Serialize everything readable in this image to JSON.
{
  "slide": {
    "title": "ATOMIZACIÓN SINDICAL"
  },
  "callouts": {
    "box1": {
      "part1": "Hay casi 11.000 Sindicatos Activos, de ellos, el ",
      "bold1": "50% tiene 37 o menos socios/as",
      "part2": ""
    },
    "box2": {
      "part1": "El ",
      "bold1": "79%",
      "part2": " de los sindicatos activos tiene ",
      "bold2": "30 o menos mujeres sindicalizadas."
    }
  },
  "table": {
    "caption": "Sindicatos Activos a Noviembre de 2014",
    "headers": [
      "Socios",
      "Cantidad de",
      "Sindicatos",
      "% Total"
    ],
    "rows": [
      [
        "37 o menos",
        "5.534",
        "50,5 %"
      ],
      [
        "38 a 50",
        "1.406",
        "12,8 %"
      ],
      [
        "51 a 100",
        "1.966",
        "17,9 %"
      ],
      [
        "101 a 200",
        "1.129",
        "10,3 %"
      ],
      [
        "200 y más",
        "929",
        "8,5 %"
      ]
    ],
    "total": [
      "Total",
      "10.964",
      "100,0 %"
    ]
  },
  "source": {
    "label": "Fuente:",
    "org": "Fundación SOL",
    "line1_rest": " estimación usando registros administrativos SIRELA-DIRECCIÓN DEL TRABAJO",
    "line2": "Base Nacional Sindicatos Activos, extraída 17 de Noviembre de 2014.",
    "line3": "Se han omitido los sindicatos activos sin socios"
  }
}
- - - - - - -
*WRITTEN INSTRUCTION*: In the entries above, count every line containing the word "Noviembre". Write only the total.

*CORRECT OUTPUT*: 2